* _Entries shown_
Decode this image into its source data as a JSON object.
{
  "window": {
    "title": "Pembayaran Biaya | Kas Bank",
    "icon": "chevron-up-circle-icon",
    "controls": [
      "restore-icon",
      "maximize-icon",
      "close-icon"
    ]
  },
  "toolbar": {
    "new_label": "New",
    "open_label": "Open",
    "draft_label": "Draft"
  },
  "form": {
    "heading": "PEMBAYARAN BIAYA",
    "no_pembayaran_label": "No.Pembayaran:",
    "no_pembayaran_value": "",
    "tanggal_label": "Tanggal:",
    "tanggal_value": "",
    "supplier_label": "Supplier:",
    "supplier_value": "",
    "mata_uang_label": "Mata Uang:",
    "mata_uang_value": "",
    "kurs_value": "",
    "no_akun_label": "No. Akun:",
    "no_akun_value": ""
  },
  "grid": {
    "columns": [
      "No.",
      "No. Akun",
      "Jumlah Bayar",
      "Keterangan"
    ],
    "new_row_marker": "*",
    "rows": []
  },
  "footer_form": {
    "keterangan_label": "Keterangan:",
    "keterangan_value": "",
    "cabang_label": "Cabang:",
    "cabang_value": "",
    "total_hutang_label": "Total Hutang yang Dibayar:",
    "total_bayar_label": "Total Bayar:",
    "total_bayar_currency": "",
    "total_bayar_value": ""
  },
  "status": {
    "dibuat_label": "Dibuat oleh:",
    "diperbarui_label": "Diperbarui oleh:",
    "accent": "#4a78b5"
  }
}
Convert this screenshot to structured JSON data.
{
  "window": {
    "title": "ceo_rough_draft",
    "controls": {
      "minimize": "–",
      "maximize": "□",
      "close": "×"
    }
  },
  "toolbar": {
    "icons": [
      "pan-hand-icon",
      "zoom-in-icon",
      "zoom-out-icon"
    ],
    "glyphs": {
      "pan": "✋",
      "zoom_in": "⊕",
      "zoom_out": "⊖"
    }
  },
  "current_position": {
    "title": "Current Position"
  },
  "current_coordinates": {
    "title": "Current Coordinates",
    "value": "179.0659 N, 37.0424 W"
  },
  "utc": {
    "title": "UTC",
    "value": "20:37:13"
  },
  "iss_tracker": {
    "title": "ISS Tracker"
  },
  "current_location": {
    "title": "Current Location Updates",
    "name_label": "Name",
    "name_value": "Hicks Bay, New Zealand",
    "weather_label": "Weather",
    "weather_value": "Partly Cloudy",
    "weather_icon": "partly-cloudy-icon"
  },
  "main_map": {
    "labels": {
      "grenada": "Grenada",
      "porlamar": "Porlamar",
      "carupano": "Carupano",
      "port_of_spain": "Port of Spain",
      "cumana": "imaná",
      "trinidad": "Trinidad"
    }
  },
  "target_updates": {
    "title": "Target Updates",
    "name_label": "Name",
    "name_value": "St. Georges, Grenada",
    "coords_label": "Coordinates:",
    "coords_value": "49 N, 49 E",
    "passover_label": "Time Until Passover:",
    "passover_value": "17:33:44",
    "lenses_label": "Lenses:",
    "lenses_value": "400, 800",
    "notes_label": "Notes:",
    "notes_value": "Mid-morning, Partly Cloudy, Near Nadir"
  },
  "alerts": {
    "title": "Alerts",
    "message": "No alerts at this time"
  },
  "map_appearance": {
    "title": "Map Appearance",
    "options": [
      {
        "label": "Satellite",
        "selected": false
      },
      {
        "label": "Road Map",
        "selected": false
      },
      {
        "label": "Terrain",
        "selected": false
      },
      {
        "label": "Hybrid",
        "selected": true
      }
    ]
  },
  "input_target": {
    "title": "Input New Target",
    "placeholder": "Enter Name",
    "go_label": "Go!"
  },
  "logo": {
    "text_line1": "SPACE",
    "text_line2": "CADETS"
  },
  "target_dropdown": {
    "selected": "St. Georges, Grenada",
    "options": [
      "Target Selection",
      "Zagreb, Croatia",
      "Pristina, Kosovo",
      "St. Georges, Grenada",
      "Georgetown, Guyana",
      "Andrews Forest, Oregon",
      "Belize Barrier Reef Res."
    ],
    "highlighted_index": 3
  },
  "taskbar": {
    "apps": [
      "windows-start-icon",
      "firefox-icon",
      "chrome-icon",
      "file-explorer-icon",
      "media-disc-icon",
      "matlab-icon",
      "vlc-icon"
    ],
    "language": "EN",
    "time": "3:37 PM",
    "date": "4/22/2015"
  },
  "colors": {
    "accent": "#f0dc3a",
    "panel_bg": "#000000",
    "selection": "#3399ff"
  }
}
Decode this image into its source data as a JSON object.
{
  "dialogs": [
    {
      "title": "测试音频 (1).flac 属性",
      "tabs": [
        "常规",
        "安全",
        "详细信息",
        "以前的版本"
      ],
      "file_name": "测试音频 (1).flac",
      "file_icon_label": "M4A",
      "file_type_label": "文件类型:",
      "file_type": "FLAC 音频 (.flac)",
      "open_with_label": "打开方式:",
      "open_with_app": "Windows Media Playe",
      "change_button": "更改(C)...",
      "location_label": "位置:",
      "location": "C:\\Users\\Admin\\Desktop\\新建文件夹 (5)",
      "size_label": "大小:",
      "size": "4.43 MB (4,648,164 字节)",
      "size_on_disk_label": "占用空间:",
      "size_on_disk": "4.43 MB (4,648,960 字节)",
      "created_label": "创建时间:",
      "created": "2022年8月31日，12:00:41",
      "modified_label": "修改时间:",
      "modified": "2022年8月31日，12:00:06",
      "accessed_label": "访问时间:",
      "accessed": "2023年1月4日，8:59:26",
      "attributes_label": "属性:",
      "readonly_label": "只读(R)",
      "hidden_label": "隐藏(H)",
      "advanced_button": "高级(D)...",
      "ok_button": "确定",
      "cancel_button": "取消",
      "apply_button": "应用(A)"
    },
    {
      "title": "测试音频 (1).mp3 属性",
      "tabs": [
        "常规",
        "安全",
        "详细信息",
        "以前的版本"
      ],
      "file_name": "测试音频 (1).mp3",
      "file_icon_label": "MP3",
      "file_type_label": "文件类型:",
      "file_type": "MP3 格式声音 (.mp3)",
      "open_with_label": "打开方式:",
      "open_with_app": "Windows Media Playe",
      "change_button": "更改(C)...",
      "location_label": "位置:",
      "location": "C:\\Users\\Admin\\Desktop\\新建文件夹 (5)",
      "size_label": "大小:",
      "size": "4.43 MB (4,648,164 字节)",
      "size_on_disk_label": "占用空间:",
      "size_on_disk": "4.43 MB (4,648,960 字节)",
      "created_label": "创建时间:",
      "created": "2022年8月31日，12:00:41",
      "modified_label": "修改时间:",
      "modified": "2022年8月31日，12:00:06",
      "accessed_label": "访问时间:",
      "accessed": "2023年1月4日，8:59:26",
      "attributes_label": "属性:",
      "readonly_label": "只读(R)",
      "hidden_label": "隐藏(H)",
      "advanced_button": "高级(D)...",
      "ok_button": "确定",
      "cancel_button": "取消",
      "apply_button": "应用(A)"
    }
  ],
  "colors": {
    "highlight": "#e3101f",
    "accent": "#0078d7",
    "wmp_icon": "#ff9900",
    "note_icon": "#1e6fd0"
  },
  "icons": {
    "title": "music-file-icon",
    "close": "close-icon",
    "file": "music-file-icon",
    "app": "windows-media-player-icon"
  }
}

* _Given exercise_
Write out the whole listing again, exactly as it stands.

* _Final answer_
Decode this image into its source data as a JSON object.
{
  "window": {
    "title": "Pembayaran Biaya | Kas Bank",
    "icon": "chevron-up-circle-icon",
    "controls": [
      "restore-icon",
      "maximize-icon",
      "close-icon"
    ]
  },
  "toolbar": {
    "new_label": "New",
    "open_label": "Open",
    "draft_label": "Draft"
  },
  "form": {
    "heading": "PEMBAYARAN BIAYA",
    "no_pembayaran_label": "No.Pembayaran:",
    "no_pembayaran_value": "",
    "tanggal_label": "Tanggal:",
    "tanggal_value": "",
    "supplier_label": "Supplier:",
    "supplier_value": "",
    "mata_uang_label": "Mata Uang:",
    "mata_uang_value": "",
    "kurs_value": "",
    "no_akun_label": "No. Akun:",
    "no_akun_value": ""
  },
  "grid": {
    "columns": [
      "No.",
      "No. Akun",
      "Jumlah Bayar",
      "Keterangan"
    ],
    "new_row_marker": "*",
    "rows": []
  },
  "footer_form": {
    "keterangan_label": "Keterangan:",
    "keterangan_value": "",
    "cabang_label": "Cabang:",
    "cabang_value": "",
    "total_hutang_label": "Total Hutang yang Dibayar:",
    "total_bayar_label": "Total Bayar:",
    "total_bayar_currency": "",
    "total_bayar_value": ""
  },
  "status": {
    "dibuat_label": "Dibuat oleh:",
    "diperbarui_label": "Diperbarui oleh:",
    "accent": "#4a78b5"
  }
}
Convert this screenshot to structured JSON data.
{
  "window": {
    "title": "ceo_rough_draft",
    "controls": {
      "minimize": "–",
      "maximize": "□",
      "close": "×"
    }
  },
  "toolbar": {
    "icons": [
      "pan-hand-icon",
      "zoom-in-icon",
      "zoom-out-icon"
    ],
    "glyphs": {
      "pan": "✋",
      "zoom_in": "⊕",
      "zoom_out": "⊖"
    }
  },
  "current_position": {
    "title": "Current Position"
  },
  "current_coordinates": {
    "title": "Current Coordinates",
    "value": "179.0659 N, 37.0424 W"
  },
  "utc": {
    "title": "UTC",
    "value": "20:37:13"
  },
  "iss_tracker": {
    "title": "ISS Tracker"
  },
  "current_location": {
    "title": "Current Location Updates",
    "name_label": "Name",
    "name_value": "Hicks Bay, New Zealand",
    "weather_label": "Weather",
    "weather_value": "Partly Cloudy",
    "weather_icon": "partly-cloudy-icon"
  },
  "main_map": {
    "labels": {
      "grenada": "Grenada",
      "porlamar": "Porlamar",
      "carupano": "Carupano",
      "port_of_spain": "Port of Spain",
      "cumana": "imaná",
      "trinidad": "Trinidad"
    }
  },
  "target_updates": {
    "title": "Target Updates",
    "name_label": "Name",
    "name_value": "St. Georges, Grenada",
    "coords_label": "Coordinates:",
    "coords_value": "49 N, 49 E",
    "passover_label": "Time Until Passover:",
    "passover_value": "17:33:44",
    "lenses_label": "Lenses:",
    "lenses_value": "400, 800",
    "notes_label": "Notes:",
    "notes_value": "Mid-morning, Partly Cloudy, Near Nadir"
  },
  "alerts": {
    "title": "Alerts",
    "message": "No alerts at this time"
  },
  "map_appearance": {
    "title": "Map Appearance",
    "options": [
      {
        "label": "Satellite",
        "selected": false
      },
      {
        "label": "Road Map",
        "selected": false
      },
      {
        "label": "Terrain",
        "selected": false
      },
      {
        "label": "Hybrid",
        "selected": true
      }
    ]
  },
  "input_target": {
    "title": "Input New Target",
    "placeholder": "Enter Name",
    "go_label": "Go!"
  },
  "logo": {
    "text_line1": "SPACE",
    "text_line2": "CADETS"
  },
  "target_dropdown": {
    "selected": "St. Georges, Grenada",
    "options": [
      "Target Selection",
      "Zagreb, Croatia",
      "Pristina, Kosovo",
      "St. Georges, Grenada",
      "Georgetown, Guyana",
      "Andrews Forest, Oregon",
      "Belize Barrier Reef Res."
    ],
    "highlighted_index": 3
  },
  "taskbar": {
    "apps": [
      "windows-start-icon",
      "firefox-icon",
      "chrome-icon",
      "file-explorer-icon",
      "media-disc-icon",
      "matlab-icon",
      "vlc-icon"
    ],
    "language": "EN",
    "time": "3:37 PM",
    "date": "4/22/2015"
  },
  "colors": {
    "accent": "#f0dc3a",
    "panel_bg": "#000000",
    "selection": "#3399ff"
  }
}
Decode this image into its source data as a JSON object.
{
  "dialogs": [
    {
      "title": "测试音频 (1).flac 属性",
      "tabs": [
        "常规",
        "安全",
        "详细信息",
        "以前的版本"
      ],
      "file_name": "测试音频 (1).flac",
      "file_icon_label": "M4A",
      "file_type_label": "文件类型:",
      "file_type": "FLAC 音频 (.flac)",
      "open_with_label": "打开方式:",
      "open_with_app": "Windows Media Playe",
      "change_button": "更改(C)...",
      "location_label": "位置:",
      "location": "C:\\Users\\Admin\\Desktop\\新建文件夹 (5)",
      "size_label": "大小:",
      "size": "4.43 MB (4,648,164 字节)",
      "size_on_disk_label": "占用空间:",
      "size_on_disk": "4.43 MB (4,648,960 字节)",
      "created_label": "创建时间:",
      "created": "2022年8月31日，12:00:41",
      "modified_label": "修改时间:",
      "modified": "2022年8月31日，12:00:06",
      "accessed_label": "访问时间:",
      "accessed": "2023年1月4日，8:59:26",
      "attributes_label": "属性:",
      "readonly_label": "只读(R)",
      "hidden_label": "隐藏(H)",
      "advanced_button": "高级(D)...",
      "ok_button": "确定",
      "cancel_button": "取消",
      "apply_button": "应用(A)"
    },
    {
      "title": "测试音频 (1).mp3 属性",
      "tabs": [
        "常规",
        "安全",
        "详细信息",
        "以前的版本"
      ],
      "file_name": "测试音频 (1).mp3",
      "file_icon_label": "MP3",
      "file_type_label": "文件类型:",
      "file_type": "MP3 格式声音 (.mp3)",
      "open_with_label": "打开方式:",
      "open_with_app": "Windows Media Playe",
      "change_button": "更改(C)...",
      "location_label": "位置:",
      "location": "C:\\Users\\Admin\\Desktop\\新建文件夹 (5)",
      "size_label": "大小:",
      "size": "4.43 MB (4,648,164 字节)",
      "size_on_disk_label": "占用空间:",
      "size_on_disk": "4.43 MB (4,648,960 字节)",
      "created_label": "创建时间:",
      "created": "2022年8月31日，12:00:41",
      "modified_label": "修改时间:",
      "modified": "2022年8月31日，12:00:06",
      "accessed_label": "访问时间:",
      "accessed": "2023年1月4日，8:59:26",
      "attributes_label": "属性:",
      "readonly_label": "只读(R)",
      "hidden_label": "隐藏(H)",
      "advanced_button": "高级(D)...",
      "ok_button": "确定",
      "cancel_button": "取消",
      "apply_button": "应用(A)"
    }
  ],
  "colors": {
    "highlight": "#e3101f",
    "accent": "#0078d7",
    "wmp_icon": "#ff9900",
    "note_icon": "#1e6fd0"
  },
  "icons": {
    "title": "music-file-icon",
    "close": "close-icon",
    "file": "music-file-icon",
    "app": "windows-media-player-icon"
  }
}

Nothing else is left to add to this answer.